(Saved entries)

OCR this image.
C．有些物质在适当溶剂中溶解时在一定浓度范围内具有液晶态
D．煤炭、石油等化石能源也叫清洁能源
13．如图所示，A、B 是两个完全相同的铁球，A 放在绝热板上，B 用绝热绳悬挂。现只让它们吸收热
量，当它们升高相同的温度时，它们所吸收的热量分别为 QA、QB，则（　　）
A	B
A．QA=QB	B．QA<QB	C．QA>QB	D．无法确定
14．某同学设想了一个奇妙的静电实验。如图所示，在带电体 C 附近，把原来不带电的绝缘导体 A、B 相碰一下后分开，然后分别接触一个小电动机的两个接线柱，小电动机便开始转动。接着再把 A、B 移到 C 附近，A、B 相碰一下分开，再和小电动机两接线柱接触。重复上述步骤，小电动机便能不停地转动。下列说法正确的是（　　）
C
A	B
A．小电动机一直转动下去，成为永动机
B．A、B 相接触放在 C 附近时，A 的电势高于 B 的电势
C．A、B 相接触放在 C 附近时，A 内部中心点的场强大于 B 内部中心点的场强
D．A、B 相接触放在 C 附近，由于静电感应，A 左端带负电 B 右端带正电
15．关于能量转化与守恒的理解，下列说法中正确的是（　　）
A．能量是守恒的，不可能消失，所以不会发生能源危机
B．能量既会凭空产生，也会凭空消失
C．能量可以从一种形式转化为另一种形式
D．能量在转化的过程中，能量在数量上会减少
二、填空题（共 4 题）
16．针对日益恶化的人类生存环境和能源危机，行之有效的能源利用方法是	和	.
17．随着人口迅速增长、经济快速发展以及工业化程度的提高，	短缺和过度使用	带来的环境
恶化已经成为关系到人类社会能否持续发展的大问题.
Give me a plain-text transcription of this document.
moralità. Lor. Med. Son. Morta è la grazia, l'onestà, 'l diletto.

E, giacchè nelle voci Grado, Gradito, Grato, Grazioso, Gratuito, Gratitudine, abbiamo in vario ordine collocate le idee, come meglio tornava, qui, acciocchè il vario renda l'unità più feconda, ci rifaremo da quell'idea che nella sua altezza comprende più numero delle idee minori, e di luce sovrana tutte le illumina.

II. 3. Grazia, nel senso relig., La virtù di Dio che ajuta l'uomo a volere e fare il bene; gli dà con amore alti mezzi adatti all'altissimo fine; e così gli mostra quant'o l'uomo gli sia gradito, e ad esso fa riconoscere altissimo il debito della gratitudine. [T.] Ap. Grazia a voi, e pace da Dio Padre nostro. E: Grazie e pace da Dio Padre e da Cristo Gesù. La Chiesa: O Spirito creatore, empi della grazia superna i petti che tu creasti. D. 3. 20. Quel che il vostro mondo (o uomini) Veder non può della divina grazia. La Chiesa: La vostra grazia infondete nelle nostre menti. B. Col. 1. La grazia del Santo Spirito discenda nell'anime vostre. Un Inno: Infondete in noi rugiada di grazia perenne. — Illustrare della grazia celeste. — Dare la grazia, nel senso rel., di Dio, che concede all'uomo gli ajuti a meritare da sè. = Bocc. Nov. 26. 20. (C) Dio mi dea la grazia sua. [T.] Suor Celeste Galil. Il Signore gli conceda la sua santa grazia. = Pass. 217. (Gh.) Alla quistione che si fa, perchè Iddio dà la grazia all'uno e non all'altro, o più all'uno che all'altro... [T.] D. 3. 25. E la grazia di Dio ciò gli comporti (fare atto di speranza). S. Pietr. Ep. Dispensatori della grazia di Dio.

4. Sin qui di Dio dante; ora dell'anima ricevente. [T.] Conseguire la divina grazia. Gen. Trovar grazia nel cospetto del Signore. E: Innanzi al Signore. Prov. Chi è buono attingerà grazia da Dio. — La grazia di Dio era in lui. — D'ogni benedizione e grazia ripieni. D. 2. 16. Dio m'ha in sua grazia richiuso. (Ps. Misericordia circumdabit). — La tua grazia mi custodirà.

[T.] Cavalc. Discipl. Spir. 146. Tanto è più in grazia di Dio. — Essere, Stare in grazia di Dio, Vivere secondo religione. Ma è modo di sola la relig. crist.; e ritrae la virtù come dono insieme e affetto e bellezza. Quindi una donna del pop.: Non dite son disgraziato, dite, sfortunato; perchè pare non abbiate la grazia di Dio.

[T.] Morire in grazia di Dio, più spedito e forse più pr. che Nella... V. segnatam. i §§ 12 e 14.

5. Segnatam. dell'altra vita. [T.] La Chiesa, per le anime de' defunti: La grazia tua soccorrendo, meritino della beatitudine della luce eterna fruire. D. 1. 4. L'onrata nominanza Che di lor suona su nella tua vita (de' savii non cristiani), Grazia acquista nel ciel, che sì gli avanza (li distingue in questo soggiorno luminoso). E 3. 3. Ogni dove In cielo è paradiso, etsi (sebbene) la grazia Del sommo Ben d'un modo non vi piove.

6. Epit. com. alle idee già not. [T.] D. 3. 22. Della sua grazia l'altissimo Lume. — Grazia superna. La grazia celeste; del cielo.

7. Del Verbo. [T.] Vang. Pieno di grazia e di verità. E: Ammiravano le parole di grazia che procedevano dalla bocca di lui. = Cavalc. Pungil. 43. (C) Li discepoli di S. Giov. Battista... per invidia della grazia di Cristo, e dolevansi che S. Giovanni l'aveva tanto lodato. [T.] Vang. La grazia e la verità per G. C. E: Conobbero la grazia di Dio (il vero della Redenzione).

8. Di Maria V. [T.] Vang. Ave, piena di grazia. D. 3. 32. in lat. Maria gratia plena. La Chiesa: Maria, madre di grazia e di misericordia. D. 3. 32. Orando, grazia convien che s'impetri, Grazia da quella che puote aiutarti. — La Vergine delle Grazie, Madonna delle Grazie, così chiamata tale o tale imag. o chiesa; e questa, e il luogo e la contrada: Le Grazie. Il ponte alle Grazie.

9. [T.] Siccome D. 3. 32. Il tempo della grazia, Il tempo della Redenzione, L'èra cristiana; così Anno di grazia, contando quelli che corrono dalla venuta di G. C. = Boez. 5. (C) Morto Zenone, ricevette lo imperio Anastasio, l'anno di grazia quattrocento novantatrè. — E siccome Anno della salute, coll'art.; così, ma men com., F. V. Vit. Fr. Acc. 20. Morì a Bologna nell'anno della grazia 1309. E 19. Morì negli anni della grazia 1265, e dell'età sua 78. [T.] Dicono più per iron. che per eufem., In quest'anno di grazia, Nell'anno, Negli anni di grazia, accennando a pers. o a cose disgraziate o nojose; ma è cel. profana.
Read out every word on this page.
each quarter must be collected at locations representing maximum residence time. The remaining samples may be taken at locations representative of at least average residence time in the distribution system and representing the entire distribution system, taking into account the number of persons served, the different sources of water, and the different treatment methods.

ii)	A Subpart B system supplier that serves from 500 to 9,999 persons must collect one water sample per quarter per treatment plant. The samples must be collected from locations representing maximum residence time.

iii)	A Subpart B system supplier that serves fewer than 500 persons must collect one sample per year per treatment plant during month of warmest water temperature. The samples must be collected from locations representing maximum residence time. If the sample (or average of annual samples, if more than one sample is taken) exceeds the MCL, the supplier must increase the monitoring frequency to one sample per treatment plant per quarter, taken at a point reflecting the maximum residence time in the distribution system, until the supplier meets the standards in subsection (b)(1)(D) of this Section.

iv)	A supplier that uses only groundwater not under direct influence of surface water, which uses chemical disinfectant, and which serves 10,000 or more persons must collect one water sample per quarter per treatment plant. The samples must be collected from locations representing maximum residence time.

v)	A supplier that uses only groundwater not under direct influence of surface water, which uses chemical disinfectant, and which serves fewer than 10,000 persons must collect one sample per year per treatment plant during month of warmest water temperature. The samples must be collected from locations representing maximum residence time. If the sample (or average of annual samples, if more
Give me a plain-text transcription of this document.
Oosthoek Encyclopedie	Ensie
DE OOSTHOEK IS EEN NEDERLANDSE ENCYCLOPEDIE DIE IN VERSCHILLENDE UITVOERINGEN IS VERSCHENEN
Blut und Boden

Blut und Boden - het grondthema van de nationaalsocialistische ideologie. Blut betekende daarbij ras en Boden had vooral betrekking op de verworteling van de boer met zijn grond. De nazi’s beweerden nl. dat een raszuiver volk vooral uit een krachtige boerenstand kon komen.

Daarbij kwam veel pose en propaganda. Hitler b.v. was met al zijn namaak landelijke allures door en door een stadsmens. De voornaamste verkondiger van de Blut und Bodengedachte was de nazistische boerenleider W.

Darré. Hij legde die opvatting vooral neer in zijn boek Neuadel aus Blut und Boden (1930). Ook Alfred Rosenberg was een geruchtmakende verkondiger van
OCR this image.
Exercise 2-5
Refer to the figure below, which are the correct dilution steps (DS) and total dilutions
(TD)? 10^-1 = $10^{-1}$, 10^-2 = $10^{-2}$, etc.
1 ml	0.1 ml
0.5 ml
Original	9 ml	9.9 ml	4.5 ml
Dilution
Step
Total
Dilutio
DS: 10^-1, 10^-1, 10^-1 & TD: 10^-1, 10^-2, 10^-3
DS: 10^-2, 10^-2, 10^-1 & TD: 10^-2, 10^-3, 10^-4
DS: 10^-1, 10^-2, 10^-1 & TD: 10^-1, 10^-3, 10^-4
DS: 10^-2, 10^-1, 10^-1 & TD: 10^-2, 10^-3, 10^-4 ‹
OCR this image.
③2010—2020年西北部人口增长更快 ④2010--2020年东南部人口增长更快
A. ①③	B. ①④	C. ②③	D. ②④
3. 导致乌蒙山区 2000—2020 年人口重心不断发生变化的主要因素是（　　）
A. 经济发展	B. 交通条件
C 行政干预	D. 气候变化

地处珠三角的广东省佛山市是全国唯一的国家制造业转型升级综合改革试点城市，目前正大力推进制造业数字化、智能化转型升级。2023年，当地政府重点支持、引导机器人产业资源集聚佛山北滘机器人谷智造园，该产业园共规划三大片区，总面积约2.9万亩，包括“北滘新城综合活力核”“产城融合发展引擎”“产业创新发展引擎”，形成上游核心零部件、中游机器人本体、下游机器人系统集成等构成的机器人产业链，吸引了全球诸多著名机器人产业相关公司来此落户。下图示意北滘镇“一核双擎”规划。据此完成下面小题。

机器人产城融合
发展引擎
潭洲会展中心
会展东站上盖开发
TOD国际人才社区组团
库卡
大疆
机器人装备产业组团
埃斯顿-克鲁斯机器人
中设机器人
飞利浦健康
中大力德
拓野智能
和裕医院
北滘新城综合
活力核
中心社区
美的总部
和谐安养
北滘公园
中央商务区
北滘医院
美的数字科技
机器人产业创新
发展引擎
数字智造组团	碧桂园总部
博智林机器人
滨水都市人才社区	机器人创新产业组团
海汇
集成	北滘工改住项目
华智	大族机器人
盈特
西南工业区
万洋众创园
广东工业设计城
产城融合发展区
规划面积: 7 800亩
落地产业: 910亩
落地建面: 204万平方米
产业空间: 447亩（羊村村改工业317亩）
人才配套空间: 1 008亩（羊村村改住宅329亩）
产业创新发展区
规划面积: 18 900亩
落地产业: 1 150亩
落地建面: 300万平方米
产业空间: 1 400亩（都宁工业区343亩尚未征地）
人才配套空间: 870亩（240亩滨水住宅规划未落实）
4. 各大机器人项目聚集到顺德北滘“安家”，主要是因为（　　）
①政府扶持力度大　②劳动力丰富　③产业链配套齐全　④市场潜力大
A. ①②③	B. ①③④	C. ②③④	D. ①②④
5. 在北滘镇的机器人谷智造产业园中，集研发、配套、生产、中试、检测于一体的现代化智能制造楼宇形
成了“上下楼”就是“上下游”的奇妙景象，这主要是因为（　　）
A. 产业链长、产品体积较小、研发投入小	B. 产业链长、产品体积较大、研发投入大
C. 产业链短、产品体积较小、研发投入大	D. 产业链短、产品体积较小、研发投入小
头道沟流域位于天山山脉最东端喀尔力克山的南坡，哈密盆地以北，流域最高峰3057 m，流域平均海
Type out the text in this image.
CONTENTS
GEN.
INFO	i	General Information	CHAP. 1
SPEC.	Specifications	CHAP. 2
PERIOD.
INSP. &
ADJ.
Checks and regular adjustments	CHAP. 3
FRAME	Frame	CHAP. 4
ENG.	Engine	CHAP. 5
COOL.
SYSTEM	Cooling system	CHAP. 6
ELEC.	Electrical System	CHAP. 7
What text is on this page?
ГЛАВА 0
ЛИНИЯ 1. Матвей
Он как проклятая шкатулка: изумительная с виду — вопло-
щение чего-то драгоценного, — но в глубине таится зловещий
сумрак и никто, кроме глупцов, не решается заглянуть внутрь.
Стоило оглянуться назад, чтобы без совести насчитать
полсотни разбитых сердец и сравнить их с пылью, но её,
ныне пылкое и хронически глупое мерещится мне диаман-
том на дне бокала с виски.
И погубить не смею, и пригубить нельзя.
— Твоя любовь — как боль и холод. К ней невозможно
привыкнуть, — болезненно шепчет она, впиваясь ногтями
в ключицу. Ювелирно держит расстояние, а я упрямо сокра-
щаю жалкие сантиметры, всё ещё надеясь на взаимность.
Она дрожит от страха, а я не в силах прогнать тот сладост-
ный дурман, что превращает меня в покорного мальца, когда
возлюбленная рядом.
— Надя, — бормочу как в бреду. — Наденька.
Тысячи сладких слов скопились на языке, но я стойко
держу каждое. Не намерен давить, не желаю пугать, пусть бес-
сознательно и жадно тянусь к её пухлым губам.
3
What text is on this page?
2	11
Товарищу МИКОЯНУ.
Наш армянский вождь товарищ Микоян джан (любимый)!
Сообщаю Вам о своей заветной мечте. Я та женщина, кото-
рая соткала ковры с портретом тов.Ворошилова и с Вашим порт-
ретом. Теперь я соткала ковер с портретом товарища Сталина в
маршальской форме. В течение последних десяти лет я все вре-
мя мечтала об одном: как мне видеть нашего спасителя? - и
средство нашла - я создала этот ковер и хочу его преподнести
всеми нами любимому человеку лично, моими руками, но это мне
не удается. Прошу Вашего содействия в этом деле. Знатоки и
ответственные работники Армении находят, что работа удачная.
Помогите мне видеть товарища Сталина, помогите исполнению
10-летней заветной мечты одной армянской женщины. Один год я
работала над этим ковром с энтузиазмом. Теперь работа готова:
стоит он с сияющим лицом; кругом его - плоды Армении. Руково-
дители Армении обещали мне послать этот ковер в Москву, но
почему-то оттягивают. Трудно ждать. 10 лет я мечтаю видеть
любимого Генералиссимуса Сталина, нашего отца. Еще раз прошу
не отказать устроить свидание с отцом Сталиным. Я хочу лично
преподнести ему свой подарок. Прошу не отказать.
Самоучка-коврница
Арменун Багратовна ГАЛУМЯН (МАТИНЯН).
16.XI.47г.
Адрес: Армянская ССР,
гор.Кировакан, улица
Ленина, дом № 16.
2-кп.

▸ **TASK DESCRIPTION**: Where a line in the entries holds the word "groundwater", copy that line.

▸ **FINISHED EXERCISE**:
iv)	A supplier that uses only groundwater not under direct influence of surface water, which uses chemical disinfectant, and which serves 10,000 or more persons must collect one water sample per quarter per treatment plant. The samples must be collected from locations representing maximum residence time.
v)	A supplier that uses only groundwater not under direct influence of surface water, which uses chemical disinfectant, and which serves fewer than 10,000 persons must collect one sample per year per treatment plant during month of warmest water temperature. The samples must be collected from locations representing maximum residence time. If the sample (or average of annual samples, if more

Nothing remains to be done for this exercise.